## [SHORT PROBLEM]
Print the records again, character for character.

## [TASK INPUT]
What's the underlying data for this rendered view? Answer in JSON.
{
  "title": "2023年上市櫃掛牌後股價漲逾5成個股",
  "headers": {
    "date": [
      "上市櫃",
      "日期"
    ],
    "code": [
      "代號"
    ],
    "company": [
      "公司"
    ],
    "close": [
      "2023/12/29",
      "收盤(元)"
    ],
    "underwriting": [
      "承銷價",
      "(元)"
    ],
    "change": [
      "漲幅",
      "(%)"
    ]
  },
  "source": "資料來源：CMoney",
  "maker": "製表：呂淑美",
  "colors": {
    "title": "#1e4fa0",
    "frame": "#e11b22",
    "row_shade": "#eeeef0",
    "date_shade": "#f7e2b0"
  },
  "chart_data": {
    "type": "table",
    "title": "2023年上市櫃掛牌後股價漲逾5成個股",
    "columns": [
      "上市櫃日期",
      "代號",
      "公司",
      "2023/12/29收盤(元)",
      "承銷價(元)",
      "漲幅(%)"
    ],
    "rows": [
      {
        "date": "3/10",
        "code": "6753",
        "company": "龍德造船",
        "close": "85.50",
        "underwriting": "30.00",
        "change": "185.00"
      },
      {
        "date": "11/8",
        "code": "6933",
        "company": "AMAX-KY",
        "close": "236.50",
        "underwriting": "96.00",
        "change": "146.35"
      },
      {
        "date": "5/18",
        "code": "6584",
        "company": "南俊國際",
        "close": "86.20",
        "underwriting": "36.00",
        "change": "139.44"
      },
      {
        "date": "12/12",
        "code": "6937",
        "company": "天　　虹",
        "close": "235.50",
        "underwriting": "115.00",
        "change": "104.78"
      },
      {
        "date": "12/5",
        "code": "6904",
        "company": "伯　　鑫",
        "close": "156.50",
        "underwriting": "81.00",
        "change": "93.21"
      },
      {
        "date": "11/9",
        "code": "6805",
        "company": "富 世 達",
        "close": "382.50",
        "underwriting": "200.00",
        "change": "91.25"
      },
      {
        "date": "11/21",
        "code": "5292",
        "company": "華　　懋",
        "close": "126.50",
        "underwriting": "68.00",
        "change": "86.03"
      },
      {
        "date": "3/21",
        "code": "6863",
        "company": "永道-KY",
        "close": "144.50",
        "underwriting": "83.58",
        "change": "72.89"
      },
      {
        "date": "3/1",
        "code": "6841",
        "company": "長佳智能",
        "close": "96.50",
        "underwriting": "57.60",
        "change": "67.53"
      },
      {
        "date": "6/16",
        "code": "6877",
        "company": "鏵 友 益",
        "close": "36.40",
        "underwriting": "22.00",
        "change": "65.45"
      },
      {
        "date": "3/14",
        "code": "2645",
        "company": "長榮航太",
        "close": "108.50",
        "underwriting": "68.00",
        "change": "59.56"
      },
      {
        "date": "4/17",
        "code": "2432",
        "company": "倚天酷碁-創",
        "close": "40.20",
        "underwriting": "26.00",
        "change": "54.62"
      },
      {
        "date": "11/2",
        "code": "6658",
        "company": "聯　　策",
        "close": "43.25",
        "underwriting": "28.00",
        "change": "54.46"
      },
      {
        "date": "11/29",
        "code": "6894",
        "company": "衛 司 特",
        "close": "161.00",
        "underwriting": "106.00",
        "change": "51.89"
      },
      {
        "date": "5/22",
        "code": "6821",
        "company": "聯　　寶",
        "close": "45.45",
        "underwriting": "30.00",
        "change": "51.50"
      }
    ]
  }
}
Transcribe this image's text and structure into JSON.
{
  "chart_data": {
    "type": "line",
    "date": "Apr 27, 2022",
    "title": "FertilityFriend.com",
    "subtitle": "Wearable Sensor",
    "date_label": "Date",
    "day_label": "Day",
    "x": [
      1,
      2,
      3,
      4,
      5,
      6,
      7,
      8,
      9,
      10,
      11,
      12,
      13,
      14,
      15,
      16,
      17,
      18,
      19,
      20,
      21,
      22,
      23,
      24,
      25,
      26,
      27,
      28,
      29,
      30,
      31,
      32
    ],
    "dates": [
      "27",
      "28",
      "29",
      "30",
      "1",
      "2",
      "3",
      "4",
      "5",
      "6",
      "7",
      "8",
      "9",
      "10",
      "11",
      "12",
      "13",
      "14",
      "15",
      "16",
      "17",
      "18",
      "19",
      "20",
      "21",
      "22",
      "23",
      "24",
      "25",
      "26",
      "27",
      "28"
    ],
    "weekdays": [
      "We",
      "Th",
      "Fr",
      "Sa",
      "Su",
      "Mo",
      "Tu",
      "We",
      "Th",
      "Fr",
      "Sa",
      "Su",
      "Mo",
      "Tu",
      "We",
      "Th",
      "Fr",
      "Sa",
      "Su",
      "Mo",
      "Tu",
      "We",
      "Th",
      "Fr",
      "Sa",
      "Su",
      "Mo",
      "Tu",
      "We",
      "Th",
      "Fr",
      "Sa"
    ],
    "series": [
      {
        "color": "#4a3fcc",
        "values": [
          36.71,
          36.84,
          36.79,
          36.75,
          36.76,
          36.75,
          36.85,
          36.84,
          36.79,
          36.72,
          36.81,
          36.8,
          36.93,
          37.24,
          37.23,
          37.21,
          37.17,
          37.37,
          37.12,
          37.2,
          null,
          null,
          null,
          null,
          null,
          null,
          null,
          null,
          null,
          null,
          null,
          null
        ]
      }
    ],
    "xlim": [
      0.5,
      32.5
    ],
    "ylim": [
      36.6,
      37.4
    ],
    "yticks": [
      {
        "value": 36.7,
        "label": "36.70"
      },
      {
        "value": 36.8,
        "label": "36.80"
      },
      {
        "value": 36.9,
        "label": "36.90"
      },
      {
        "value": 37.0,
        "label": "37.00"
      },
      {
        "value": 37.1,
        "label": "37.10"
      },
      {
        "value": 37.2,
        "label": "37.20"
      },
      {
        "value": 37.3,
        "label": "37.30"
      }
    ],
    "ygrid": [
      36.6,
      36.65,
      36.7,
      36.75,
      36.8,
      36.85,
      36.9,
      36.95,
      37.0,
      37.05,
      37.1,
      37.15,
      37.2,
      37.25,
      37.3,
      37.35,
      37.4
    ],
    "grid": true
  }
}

## [ANSWER TO THIS EXERCISE]
What's the underlying data for this rendered view? Answer in JSON.
{
  "title": "2023年上市櫃掛牌後股價漲逾5成個股",
  "headers": {
    "date": [
      "上市櫃",
      "日期"
    ],
    "code": [
      "代號"
    ],
    "company": [
      "公司"
    ],
    "close": [
      "2023/12/29",
      "收盤(元)"
    ],
    "underwriting": [
      "承銷價",
      "(元)"
    ],
    "change": [
      "漲幅",
      "(%)"
    ]
  },
  "source": "資料來源：CMoney",
  "maker": "製表：呂淑美",
  "colors": {
    "title": "#1e4fa0",
    "frame": "#e11b22",
    "row_shade": "#eeeef0",
    "date_shade": "#f7e2b0"
  },
  "chart_data": {
    "type": "table",
    "title": "2023年上市櫃掛牌後股價漲逾5成個股",
    "columns": [
      "上市櫃日期",
      "代號",
      "公司",
      "2023/12/29收盤(元)",
      "承銷價(元)",
      "漲幅(%)"
    ],
    "rows": [
      {
        "date": "3/10",
        "code": "6753",
        "company": "龍德造船",
        "close": "85.50",
        "underwriting": "30.00",
        "change": "185.00"
      },
      {
        "date": "11/8",
        "code": "6933",
        "company": "AMAX-KY",
        "close": "236.50",
        "underwriting": "96.00",
        "change": "146.35"
      },
      {
        "date": "5/18",
        "code": "6584",
        "company": "南俊國際",
        "close": "86.20",
        "underwriting": "36.00",
        "change": "139.44"
      },
      {
        "date": "12/12",
        "code": "6937",
        "company": "天　　虹",
        "close": "235.50",
        "underwriting": "115.00",
        "change": "104.78"
      },
      {
        "date": "12/5",
        "code": "6904",
        "company": "伯　　鑫",
        "close": "156.50",
        "underwriting": "81.00",
        "change": "93.21"
      },
      {
        "date": "11/9",
        "code": "6805",
        "company": "富 世 達",
        "close": "382.50",
        "underwriting": "200.00",
        "change": "91.25"
      },
      {
        "date": "11/21",
        "code": "5292",
        "company": "華　　懋",
        "close": "126.50",
        "underwriting": "68.00",
        "change": "86.03"
      },
      {
        "date": "3/21",
        "code": "6863",
        "company": "永道-KY",
        "close": "144.50",
        "underwriting": "83.58",
        "change": "72.89"
      },
      {
        "date": "3/1",
        "code": "6841",
        "company": "長佳智能",
        "close": "96.50",
        "underwriting": "57.60",
        "change": "67.53"
      },
      {
        "date": "6/16",
        "code": "6877",
        "company": "鏵 友 益",
        "close": "36.40",
        "underwriting": "22.00",
        "change": "65.45"
      },
      {
        "date": "3/14",
        "code": "2645",
        "company": "長榮航太",
        "close": "108.50",
        "underwriting": "68.00",
        "change": "59.56"
      },
      {
        "date": "4/17",
        "code": "2432",
        "company": "倚天酷碁-創",
        "close": "40.20",
        "underwriting": "26.00",
        "change": "54.62"
      },
      {
        "date": "11/2",
        "code": "6658",
        "company": "聯　　策",
        "close": "43.25",
        "underwriting": "28.00",
        "change": "54.46"
      },
      {
        "date": "11/29",
        "code": "6894",
        "company": "衛 司 特",
        "close": "161.00",
        "underwriting": "106.00",
        "change": "51.89"
      },
      {
        "date": "5/22",
        "code": "6821",
        "company": "聯　　寶",
        "close": "45.45",
        "underwriting": "30.00",
        "change": "51.50"
      }
    ]
  }
}
Transcribe this image's text and structure into JSON.
{
  "chart_data": {
    "type": "line",
    "date": "Apr 27, 2022",
    "title": "FertilityFriend.com",
    "subtitle": "Wearable Sensor",
    "date_label": "Date",
    "day_label": "Day",
    "x": [
      1,
      2,
      3,
      4,
      5,
      6,
      7,
      8,
      9,
      10,
      11,
      12,
      13,
      14,
      15,
      16,
      17,
      18,
      19,
      20,
      21,
      22,
      23,
      24,
      25,
      26,
      27,
      28,
      29,
      30,
      31,
      32
    ],
    "dates": [
      "27",
      "28",
      "29",
      "30",
      "1",
      "2",
      "3",
      "4",
      "5",
      "6",
      "7",
      "8",
      "9",
      "10",
      "11",
      "12",
      "13",
      "14",
      "15",
      "16",
      "17",
      "18",
      "19",
      "20",
      "21",
      "22",
      "23",
      "24",
      "25",
      "26",
      "27",
      "28"
    ],
    "weekdays": [
      "We",
      "Th",
      "Fr",
      "Sa",
      "Su",
      "Mo",
      "Tu",
      "We",
      "Th",
      "Fr",
      "Sa",
      "Su",
      "Mo",
      "Tu",
      "We",
      "Th",
      "Fr",
      "Sa",
      "Su",
      "Mo",
      "Tu",
      "We",
      "Th",
      "Fr",
      "Sa",
      "Su",
      "Mo",
      "Tu",
      "We",
      "Th",
      "Fr",
      "Sa"
    ],
    "series": [
      {
        "color": "#4a3fcc",
        "values": [
          36.71,
          36.84,
          36.79,
          36.75,
          36.76,
          36.75,
          36.85,
          36.84,
          36.79,
          36.72,
          36.81,
          36.8,
          36.93,
          37.24,
          37.23,
          37.21,
          37.17,
          37.37,
          37.12,
          37.2,
          null,
          null,
          null,
          null,
          null,
          null,
          null,
          null,
          null,
          null,
          null,
          null
        ]
      }
    ],
    "xlim": [
      0.5,
      32.5
    ],
    "ylim": [
      36.6,
      37.4
    ],
    "yticks": [
      {
        "value": 36.7,
        "label": "36.70"
      },
      {
        "value": 36.8,
        "label": "36.80"
      },
      {
        "value": 36.9,
        "label": "36.90"
      },
      {
        "value": 37.0,
        "label": "37.00"
      },
      {
        "value": 37.1,
        "label": "37.10"
      },
      {
        "value": 37.2,
        "label": "37.20"
      },
      {
        "value": 37.3,
        "label": "37.30"
      }
    ],
    "ygrid": [
      36.6,
      36.65,
      36.7,
      36.75,
      36.8,
      36.85,
      36.9,
      36.95,
      37.0,
      37.05,
      37.1,
      37.15,
      37.2,
      37.25,
      37.3,
      37.35,
      37.4
    ],
    "grid": true
  }
}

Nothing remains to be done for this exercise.